Write out each line beneath this one exactly as it reads.

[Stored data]

# # # # # # #

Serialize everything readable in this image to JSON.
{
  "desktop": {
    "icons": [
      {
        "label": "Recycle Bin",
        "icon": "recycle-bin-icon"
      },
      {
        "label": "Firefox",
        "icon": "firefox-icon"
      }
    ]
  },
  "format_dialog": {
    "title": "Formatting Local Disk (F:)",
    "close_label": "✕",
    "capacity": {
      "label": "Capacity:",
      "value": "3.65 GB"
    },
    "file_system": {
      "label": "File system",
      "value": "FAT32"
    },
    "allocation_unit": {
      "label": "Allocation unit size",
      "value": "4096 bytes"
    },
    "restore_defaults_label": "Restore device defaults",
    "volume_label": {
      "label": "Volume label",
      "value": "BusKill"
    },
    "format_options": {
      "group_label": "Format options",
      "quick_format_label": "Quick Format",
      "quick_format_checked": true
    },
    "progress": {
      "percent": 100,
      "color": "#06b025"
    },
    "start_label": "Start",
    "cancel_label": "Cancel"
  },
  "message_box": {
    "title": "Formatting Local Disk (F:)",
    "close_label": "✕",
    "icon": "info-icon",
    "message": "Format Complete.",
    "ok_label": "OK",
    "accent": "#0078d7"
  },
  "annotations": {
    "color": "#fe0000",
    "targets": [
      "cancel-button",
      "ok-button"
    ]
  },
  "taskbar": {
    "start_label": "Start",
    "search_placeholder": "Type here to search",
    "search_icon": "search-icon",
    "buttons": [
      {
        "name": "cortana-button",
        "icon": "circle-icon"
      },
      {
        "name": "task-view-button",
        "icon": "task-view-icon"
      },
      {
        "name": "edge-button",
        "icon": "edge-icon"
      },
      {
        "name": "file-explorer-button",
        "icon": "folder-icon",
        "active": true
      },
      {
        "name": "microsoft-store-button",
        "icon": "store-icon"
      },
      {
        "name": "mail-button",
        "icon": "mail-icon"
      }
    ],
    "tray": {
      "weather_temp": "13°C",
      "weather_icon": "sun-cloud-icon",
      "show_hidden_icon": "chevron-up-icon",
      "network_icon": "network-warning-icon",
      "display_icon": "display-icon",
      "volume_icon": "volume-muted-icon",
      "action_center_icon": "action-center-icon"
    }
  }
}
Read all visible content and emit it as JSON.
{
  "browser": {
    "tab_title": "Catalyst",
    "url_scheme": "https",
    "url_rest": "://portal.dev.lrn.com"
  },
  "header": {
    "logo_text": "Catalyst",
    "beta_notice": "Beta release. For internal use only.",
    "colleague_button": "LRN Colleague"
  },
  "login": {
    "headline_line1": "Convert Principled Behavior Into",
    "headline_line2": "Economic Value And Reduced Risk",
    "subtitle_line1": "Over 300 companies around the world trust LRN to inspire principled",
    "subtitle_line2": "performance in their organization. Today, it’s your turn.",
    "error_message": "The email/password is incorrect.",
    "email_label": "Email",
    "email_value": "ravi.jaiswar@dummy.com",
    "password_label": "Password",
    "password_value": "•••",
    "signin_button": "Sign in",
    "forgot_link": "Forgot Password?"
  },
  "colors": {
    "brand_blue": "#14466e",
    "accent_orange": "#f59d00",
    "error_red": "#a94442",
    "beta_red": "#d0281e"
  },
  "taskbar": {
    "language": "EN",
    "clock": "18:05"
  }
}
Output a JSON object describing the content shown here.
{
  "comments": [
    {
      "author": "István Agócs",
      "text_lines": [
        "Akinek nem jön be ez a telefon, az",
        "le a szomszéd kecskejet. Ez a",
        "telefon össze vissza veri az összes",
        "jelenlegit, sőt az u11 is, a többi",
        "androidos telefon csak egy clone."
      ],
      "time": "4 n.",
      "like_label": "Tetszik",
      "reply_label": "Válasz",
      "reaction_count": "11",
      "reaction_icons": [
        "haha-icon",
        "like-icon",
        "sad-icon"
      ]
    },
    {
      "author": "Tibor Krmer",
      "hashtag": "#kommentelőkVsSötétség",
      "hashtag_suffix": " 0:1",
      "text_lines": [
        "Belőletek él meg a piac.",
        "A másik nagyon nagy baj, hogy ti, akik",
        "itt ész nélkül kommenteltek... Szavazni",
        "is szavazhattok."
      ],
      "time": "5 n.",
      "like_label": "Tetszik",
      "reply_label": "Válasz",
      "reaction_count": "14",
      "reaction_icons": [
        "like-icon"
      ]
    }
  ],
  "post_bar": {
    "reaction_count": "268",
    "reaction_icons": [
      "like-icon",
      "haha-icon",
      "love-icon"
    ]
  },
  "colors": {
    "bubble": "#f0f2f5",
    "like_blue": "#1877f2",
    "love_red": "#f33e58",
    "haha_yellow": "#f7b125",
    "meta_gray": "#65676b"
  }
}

# # # # # # #

▶ [CORRECT RESULT]:
Serialize everything readable in this image to JSON.
{
  "desktop": {
    "icons": [
      {
        "label": "Recycle Bin",
        "icon": "recycle-bin-icon"
      },
      {
        "label": "Firefox",
        "icon": "firefox-icon"
      }
    ]
  },
  "format_dialog": {
    "title": "Formatting Local Disk (F:)",
    "close_label": "✕",
    "capacity": {
      "label": "Capacity:",
      "value": "3.65 GB"
    },
    "file_system": {
      "label": "File system",
      "value": "FAT32"
    },
    "allocation_unit": {
      "label": "Allocation unit size",
      "value": "4096 bytes"
    },
    "restore_defaults_label": "Restore device defaults",
    "volume_label": {
      "label": "Volume label",
      "value": "BusKill"
    },
    "format_options": {
      "group_label": "Format options",
      "quick_format_label": "Quick Format",
      "quick_format_checked": true
    },
    "progress": {
      "percent": 100,
      "color": "#06b025"
    },
    "start_label": "Start",
    "cancel_label": "Cancel"
  },
  "message_box": {
    "title": "Formatting Local Disk (F:)",
    "close_label": "✕",
    "icon": "info-icon",
    "message": "Format Complete.",
    "ok_label": "OK",
    "accent": "#0078d7"
  },
  "annotations": {
    "color": "#fe0000",
    "targets": [
      "cancel-button",
      "ok-button"
    ]
  },
  "taskbar": {
    "start_label": "Start",
    "search_placeholder": "Type here to search",
    "search_icon": "search-icon",
    "buttons": [
      {
        "name": "cortana-button",
        "icon": "circle-icon"
      },
      {
        "name": "task-view-button",
        "icon": "task-view-icon"
      },
      {
        "name": "edge-button",
        "icon": "edge-icon"
      },
      {
        "name": "file-explorer-button",
        "icon": "folder-icon",
        "active": true
      },
      {
        "name": "microsoft-store-button",
        "icon": "store-icon"
      },
      {
        "name": "mail-button",
        "icon": "mail-icon"
      }
    ],
    "tray": {
      "weather_temp": "13°C",
      "weather_icon": "sun-cloud-icon",
      "show_hidden_icon": "chevron-up-icon",
      "network_icon": "network-warning-icon",
      "display_icon": "display-icon",
      "volume_icon": "volume-muted-icon",
      "action_center_icon": "action-center-icon"
    }
  }
}
Read all visible content and emit it as JSON.
{
  "browser": {
    "tab_title": "Catalyst",
    "url_scheme": "https",
    "url_rest": "://portal.dev.lrn.com"
  },
  "header": {
    "logo_text": "Catalyst",
    "beta_notice": "Beta release. For internal use only.",
    "colleague_button": "LRN Colleague"
  },
  "login": {
    "headline_line1": "Convert Principled Behavior Into",
    "headline_line2": "Economic Value And Reduced Risk",
    "subtitle_line1": "Over 300 companies around the world trust LRN to inspire principled",
    "subtitle_line2": "performance in their organization. Today, it’s your turn.",
    "error_message": "The email/password is incorrect.",
    "email_label": "Email",
    "email_value": "ravi.jaiswar@dummy.com",
    "password_label": "Password",
    "password_value": "•••",
    "signin_button": "Sign in",
    "forgot_link": "Forgot Password?"
  },
  "colors": {
    "brand_blue": "#14466e",
    "accent_orange": "#f59d00",
    "error_red": "#a94442",
    "beta_red": "#d0281e"
  },
  "taskbar": {
    "language": "EN",
    "clock": "18:05"
  }
}
Output a JSON object describing the content shown here.
{
  "comments": [
    {
      "author": "István Agócs",
      "text_lines": [
        "Akinek nem jön be ez a telefon, az",
        "le a szomszéd kecskejet. Ez a",
        "telefon össze vissza veri az összes",
        "jelenlegit, sőt az u11 is, a többi",
        "androidos telefon csak egy clone."
      ],
      "time": "4 n.",
      "like_label": "Tetszik",
      "reply_label": "Válasz",
      "reaction_count": "11",
      "reaction_icons": [
        "haha-icon",
        "like-icon",
        "sad-icon"
      ]
    },
    {
      "author": "Tibor Krmer",
      "hashtag": "#kommentelőkVsSötétség",
      "hashtag_suffix": " 0:1",
      "text_lines": [
        "Belőletek él meg a piac.",
        "A másik nagyon nagy baj, hogy ti, akik",
        "itt ész nélkül kommenteltek... Szavazni",
        "is szavazhattok."
      ],
      "time": "5 n.",
      "like_label": "Tetszik",
      "reply_label": "Válasz",
      "reaction_count": "14",
      "reaction_icons": [
        "like-icon"
      ]
    }
  ],
  "post_bar": {
    "reaction_count": "268",
    "reaction_icons": [
      "like-icon",
      "haha-icon",
      "love-icon"
    ]
  },
  "colors": {
    "bubble": "#f0f2f5",
    "like_blue": "#1877f2",
    "love_red": "#f33e58",
    "haha_yellow": "#f7b125",
    "meta_gray": "#65676b"
  }
}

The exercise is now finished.